━━ DATASET EXCERPTS ━━

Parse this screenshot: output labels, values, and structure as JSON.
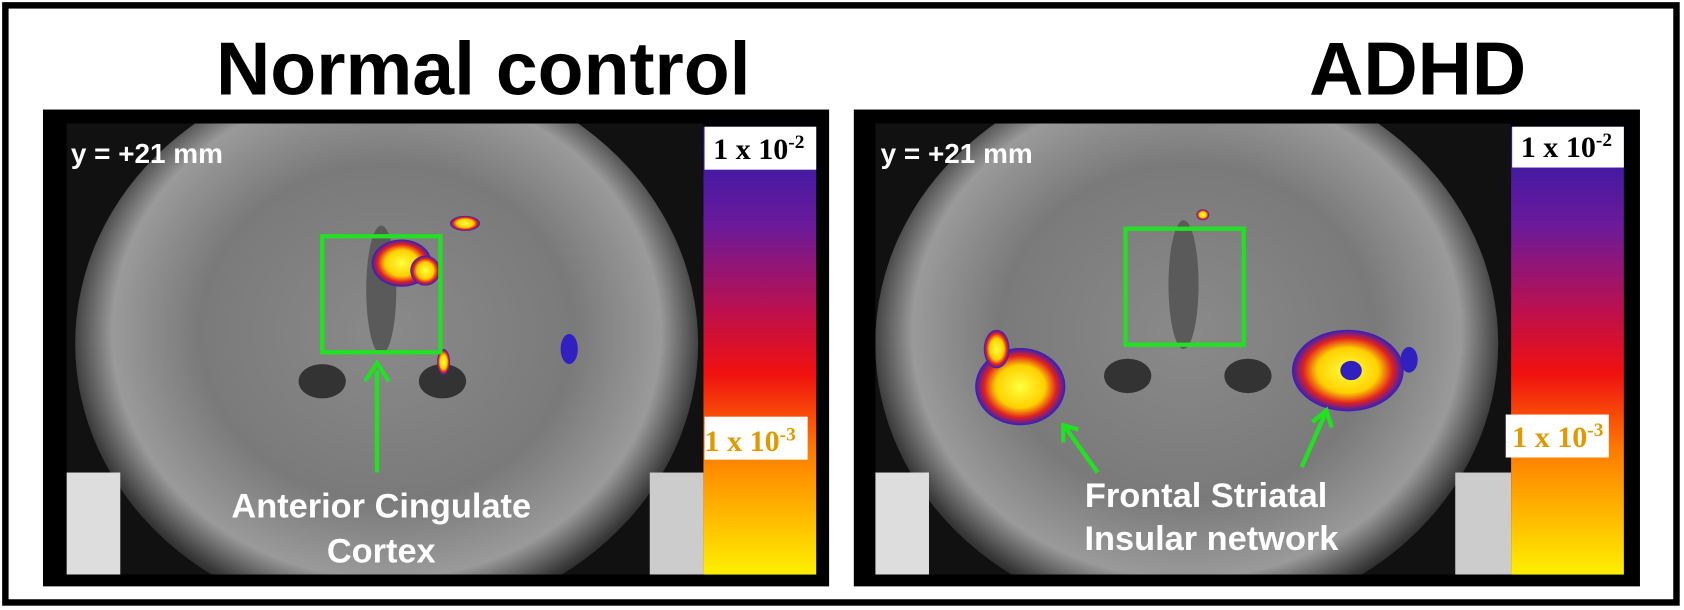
{
  "panels": [
    {
      "title": "Normal control",
      "coordinate": "y = +21 mm",
      "colorbar": {
        "top_label": {
          "base": "1 x 10",
          "exponent": "-2"
        },
        "bottom_label": {
          "base": "1 x 10",
          "exponent": "-3"
        }
      },
      "annotation": [
        "Anterior Cingulate",
        "Cortex"
      ]
    },
    {
      "title": "ADHD",
      "coordinate": "y = +21 mm",
      "colorbar": {
        "top_label": {
          "base": "1 x 10",
          "exponent": "-2"
        },
        "bottom_label": {
          "base": "1 x 10",
          "exponent": "-3"
        }
      },
      "annotation": [
        "Frontal Striatal",
        "Insular network"
      ]
    }
  ]
}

━━━

Reproduce each record above by retyping it exactly; omit all images.

§ **ANSWER TO THIS EXERCISE**
Parse this screenshot: output labels, values, and structure as JSON.
{
  "panels": [
    {
      "title": "Normal control",
      "coordinate": "y = +21 mm",
      "colorbar": {
        "top_label": {
          "base": "1 x 10",
          "exponent": "-2"
        },
        "bottom_label": {
          "base": "1 x 10",
          "exponent": "-3"
        }
      },
      "annotation": [
        "Anterior Cingulate",
        "Cortex"
      ]
    },
    {
      "title": "ADHD",
      "coordinate": "y = +21 mm",
      "colorbar": {
        "top_label": {
          "base": "1 x 10",
          "exponent": "-2"
        },
        "bottom_label": {
          "base": "1 x 10",
          "exponent": "-3"
        }
      },
      "annotation": [
        "Frontal Striatal",
        "Insular network"
      ]
    }
  ]
}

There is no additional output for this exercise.